- **MATERIAL SUPPLIED**
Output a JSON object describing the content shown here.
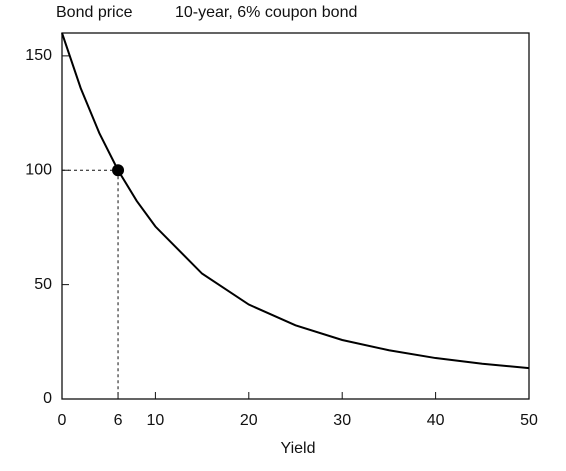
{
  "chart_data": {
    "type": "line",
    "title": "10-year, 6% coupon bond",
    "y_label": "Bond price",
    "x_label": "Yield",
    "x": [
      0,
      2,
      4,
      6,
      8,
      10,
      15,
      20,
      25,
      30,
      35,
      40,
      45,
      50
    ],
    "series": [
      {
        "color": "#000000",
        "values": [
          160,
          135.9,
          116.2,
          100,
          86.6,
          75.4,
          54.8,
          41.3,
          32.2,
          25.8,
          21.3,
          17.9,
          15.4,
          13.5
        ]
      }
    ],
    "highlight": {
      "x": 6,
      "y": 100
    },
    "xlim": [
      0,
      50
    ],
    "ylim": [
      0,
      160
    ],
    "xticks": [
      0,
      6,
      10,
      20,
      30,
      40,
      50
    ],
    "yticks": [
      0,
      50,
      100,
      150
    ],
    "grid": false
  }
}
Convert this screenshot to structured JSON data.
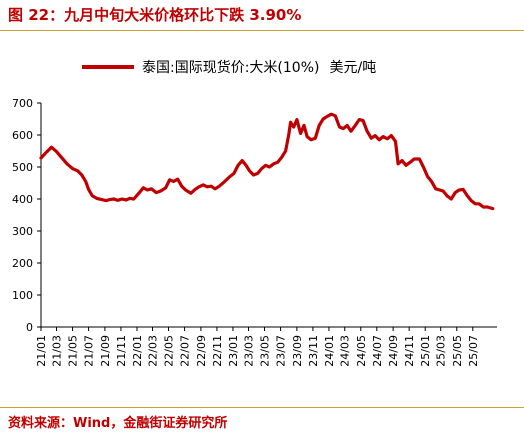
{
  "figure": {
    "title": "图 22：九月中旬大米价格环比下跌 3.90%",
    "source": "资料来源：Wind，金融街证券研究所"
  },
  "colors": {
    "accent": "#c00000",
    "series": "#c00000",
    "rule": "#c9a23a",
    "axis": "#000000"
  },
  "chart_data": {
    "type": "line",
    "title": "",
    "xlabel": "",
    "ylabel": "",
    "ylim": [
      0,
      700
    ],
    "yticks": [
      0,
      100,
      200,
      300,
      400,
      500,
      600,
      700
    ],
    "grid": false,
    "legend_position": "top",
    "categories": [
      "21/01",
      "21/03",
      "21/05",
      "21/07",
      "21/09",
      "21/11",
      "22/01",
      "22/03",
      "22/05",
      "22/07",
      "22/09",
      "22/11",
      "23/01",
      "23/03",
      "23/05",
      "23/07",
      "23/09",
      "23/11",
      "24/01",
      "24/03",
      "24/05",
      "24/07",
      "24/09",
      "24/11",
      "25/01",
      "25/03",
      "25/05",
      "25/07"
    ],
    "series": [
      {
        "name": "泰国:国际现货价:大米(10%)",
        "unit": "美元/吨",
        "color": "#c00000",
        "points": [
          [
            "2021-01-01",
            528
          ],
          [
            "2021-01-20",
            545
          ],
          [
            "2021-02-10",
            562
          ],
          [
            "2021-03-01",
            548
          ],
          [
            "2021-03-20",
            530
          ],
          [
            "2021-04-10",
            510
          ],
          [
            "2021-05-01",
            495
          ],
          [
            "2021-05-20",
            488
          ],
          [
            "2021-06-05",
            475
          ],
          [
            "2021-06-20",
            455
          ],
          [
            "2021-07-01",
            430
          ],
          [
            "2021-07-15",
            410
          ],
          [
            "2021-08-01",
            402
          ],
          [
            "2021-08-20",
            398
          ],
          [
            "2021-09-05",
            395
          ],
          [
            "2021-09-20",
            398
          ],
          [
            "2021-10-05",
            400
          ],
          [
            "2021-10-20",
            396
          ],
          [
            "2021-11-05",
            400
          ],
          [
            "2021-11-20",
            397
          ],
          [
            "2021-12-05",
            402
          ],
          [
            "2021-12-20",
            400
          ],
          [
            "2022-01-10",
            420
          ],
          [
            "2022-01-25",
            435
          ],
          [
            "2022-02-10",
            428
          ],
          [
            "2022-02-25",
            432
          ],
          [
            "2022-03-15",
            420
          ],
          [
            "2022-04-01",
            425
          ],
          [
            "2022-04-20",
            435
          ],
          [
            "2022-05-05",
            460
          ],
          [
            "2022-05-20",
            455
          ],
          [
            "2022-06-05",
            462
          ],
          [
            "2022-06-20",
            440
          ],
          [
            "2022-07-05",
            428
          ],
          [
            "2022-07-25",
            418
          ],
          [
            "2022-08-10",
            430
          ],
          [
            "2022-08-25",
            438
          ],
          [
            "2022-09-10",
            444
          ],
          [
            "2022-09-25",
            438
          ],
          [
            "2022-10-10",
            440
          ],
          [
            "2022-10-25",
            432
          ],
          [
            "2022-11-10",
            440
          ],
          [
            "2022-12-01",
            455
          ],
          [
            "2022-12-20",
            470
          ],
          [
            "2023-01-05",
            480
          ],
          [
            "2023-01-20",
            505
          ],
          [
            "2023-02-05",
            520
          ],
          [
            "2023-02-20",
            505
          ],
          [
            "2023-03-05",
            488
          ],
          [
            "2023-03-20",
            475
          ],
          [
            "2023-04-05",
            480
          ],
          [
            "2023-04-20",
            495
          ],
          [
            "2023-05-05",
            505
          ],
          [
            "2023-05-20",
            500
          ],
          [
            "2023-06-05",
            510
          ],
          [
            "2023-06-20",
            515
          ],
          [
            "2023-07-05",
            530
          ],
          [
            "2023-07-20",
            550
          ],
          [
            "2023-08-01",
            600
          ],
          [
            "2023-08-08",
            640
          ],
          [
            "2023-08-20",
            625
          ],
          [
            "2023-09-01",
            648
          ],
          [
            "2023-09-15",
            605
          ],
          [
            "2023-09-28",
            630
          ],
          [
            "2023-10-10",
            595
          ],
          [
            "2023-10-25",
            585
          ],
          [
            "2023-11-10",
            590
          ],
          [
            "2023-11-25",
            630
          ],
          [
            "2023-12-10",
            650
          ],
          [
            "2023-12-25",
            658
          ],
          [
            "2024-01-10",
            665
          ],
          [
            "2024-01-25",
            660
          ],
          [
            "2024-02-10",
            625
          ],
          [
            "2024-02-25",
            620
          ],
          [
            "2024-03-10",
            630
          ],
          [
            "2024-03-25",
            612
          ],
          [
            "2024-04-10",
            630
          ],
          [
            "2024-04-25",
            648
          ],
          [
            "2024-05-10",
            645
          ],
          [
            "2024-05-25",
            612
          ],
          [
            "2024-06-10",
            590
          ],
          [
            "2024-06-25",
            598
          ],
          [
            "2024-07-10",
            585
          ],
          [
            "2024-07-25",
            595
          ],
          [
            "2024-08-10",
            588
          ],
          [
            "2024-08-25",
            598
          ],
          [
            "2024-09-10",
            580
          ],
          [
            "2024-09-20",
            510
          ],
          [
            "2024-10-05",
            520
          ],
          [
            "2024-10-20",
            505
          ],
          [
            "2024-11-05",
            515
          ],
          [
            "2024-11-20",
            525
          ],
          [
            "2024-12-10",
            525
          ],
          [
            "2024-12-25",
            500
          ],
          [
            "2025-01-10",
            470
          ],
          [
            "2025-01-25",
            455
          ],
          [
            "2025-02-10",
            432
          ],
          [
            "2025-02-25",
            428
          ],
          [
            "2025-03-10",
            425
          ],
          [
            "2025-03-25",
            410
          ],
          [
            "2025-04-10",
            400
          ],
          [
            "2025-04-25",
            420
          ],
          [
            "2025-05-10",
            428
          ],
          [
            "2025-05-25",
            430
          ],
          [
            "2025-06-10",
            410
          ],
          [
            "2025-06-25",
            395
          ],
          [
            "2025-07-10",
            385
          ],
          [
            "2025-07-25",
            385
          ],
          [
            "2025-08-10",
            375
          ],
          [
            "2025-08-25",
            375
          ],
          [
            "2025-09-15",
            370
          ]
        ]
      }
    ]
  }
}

- **WHAT NEEDS TO BE DONE**
Write out each line again precisely as it appears, skipping every picture.

- **WRITTEN REPLY**
Output a JSON object describing the content shown here.
{
  "chart_data": {
    "type": "line",
    "title": "10-year, 6% coupon bond",
    "y_label": "Bond price",
    "x_label": "Yield",
    "x": [
      0,
      2,
      4,
      6,
      8,
      10,
      15,
      20,
      25,
      30,
      35,
      40,
      45,
      50
    ],
    "series": [
      {
        "color": "#000000",
        "values": [
          160,
          135.9,
          116.2,
          100,
          86.6,
          75.4,
          54.8,
          41.3,
          32.2,
          25.8,
          21.3,
          17.9,
          15.4,
          13.5
        ]
      }
    ],
    "highlight": {
      "x": 6,
      "y": 100
    },
    "xlim": [
      0,
      50
    ],
    "ylim": [
      0,
      160
    ],
    "xticks": [
      0,
      6,
      10,
      20,
      30,
      40,
      50
    ],
    "yticks": [
      0,
      50,
      100,
      150
    ],
    "grid": false
  }
}
Convert this screenshot to structured JSON data.
{
  "figure": {
    "title": "图 22：九月中旬大米价格环比下跌 3.90%",
    "source": "资料来源：Wind，金融街证券研究所"
  },
  "colors": {
    "accent": "#c00000",
    "series": "#c00000",
    "rule": "#c9a23a",
    "axis": "#000000"
  },
  "chart_data": {
    "type": "line",
    "title": "",
    "xlabel": "",
    "ylabel": "",
    "ylim": [
      0,
      700
    ],
    "yticks": [
      0,
      100,
      200,
      300,
      400,
      500,
      600,
      700
    ],
    "grid": false,
    "legend_position": "top",
    "categories": [
      "21/01",
      "21/03",
      "21/05",
      "21/07",
      "21/09",
      "21/11",
      "22/01",
      "22/03",
      "22/05",
      "22/07",
      "22/09",
      "22/11",
      "23/01",
      "23/03",
      "23/05",
      "23/07",
      "23/09",
      "23/11",
      "24/01",
      "24/03",
      "24/05",
      "24/07",
      "24/09",
      "24/11",
      "25/01",
      "25/03",
      "25/05",
      "25/07"
    ],
    "series": [
      {
        "name": "泰国:国际现货价:大米(10%)",
        "unit": "美元/吨",
        "color": "#c00000",
        "points": [
          [
            "2021-01-01",
            528
          ],
          [
            "2021-01-20",
            545
          ],
          [
            "2021-02-10",
            562
          ],
          [
            "2021-03-01",
            548
          ],
          [
            "2021-03-20",
            530
          ],
          [
            "2021-04-10",
            510
          ],
          [
            "2021-05-01",
            495
          ],
          [
            "2021-05-20",
            488
          ],
          [
            "2021-06-05",
            475
          ],
          [
            "2021-06-20",
            455
          ],
          [
            "2021-07-01",
            430
          ],
          [
            "2021-07-15",
            410
          ],
          [
            "2021-08-01",
            402
          ],
          [
            "2021-08-20",
            398
          ],
          [
            "2021-09-05",
            395
          ],
          [
            "2021-09-20",
            398
          ],
          [
            "2021-10-05",
            400
          ],
          [
            "2021-10-20",
            396
          ],
          [
            "2021-11-05",
            400
          ],
          [
            "2021-11-20",
            397
          ],
          [
            "2021-12-05",
            402
          ],
          [
            "2021-12-20",
            400
          ],
          [
            "2022-01-10",
            420
          ],
          [
            "2022-01-25",
            435
          ],
          [
            "2022-02-10",
            428
          ],
          [
            "2022-02-25",
            432
          ],
          [
            "2022-03-15",
            420
          ],
          [
            "2022-04-01",
            425
          ],
          [
            "2022-04-20",
            435
          ],
          [
            "2022-05-05",
            460
          ],
          [
            "2022-05-20",
            455
          ],
          [
            "2022-06-05",
            462
          ],
          [
            "2022-06-20",
            440
          ],
          [
            "2022-07-05",
            428
          ],
          [
            "2022-07-25",
            418
          ],
          [
            "2022-08-10",
            430
          ],
          [
            "2022-08-25",
            438
          ],
          [
            "2022-09-10",
            444
          ],
          [
            "2022-09-25",
            438
          ],
          [
            "2022-10-10",
            440
          ],
          [
            "2022-10-25",
            432
          ],
          [
            "2022-11-10",
            440
          ],
          [
            "2022-12-01",
            455
          ],
          [
            "2022-12-20",
            470
          ],
          [
            "2023-01-05",
            480
          ],
          [
            "2023-01-20",
            505
          ],
          [
            "2023-02-05",
            520
          ],
          [
            "2023-02-20",
            505
          ],
          [
            "2023-03-05",
            488
          ],
          [
            "2023-03-20",
            475
          ],
          [
            "2023-04-05",
            480
          ],
          [
            "2023-04-20",
            495
          ],
          [
            "2023-05-05",
            505
          ],
          [
            "2023-05-20",
            500
          ],
          [
            "2023-06-05",
            510
          ],
          [
            "2023-06-20",
            515
          ],
          [
            "2023-07-05",
            530
          ],
          [
            "2023-07-20",
            550
          ],
          [
            "2023-08-01",
            600
          ],
          [
            "2023-08-08",
            640
          ],
          [
            "2023-08-20",
            625
          ],
          [
            "2023-09-01",
            648
          ],
          [
            "2023-09-15",
            605
          ],
          [
            "2023-09-28",
            630
          ],
          [
            "2023-10-10",
            595
          ],
          [
            "2023-10-25",
            585
          ],
          [
            "2023-11-10",
            590
          ],
          [
            "2023-11-25",
            630
          ],
          [
            "2023-12-10",
            650
          ],
          [
            "2023-12-25",
            658
          ],
          [
            "2024-01-10",
            665
          ],
          [
            "2024-01-25",
            660
          ],
          [
            "2024-02-10",
            625
          ],
          [
            "2024-02-25",
            620
          ],
          [
            "2024-03-10",
            630
          ],
          [
            "2024-03-25",
            612
          ],
          [
            "2024-04-10",
            630
          ],
          [
            "2024-04-25",
            648
          ],
          [
            "2024-05-10",
            645
          ],
          [
            "2024-05-25",
            612
          ],
          [
            "2024-06-10",
            590
          ],
          [
            "2024-06-25",
            598
          ],
          [
            "2024-07-10",
            585
          ],
          [
            "2024-07-25",
            595
          ],
          [
            "2024-08-10",
            588
          ],
          [
            "2024-08-25",
            598
          ],
          [
            "2024-09-10",
            580
          ],
          [
            "2024-09-20",
            510
          ],
          [
            "2024-10-05",
            520
          ],
          [
            "2024-10-20",
            505
          ],
          [
            "2024-11-05",
            515
          ],
          [
            "2024-11-20",
            525
          ],
          [
            "2024-12-10",
            525
          ],
          [
            "2024-12-25",
            500
          ],
          [
            "2025-01-10",
            470
          ],
          [
            "2025-01-25",
            455
          ],
          [
            "2025-02-10",
            432
          ],
          [
            "2025-02-25",
            428
          ],
          [
            "2025-03-10",
            425
          ],
          [
            "2025-03-25",
            410
          ],
          [
            "2025-04-10",
            400
          ],
          [
            "2025-04-25",
            420
          ],
          [
            "2025-05-10",
            428
          ],
          [
            "2025-05-25",
            430
          ],
          [
            "2025-06-10",
            410
          ],
          [
            "2025-06-25",
            395
          ],
          [
            "2025-07-10",
            385
          ],
          [
            "2025-07-25",
            385
          ],
          [
            "2025-08-10",
            375
          ],
          [
            "2025-08-25",
            375
          ],
          [
            "2025-09-15",
            370
          ]
        ]
      }
    ]
  }
}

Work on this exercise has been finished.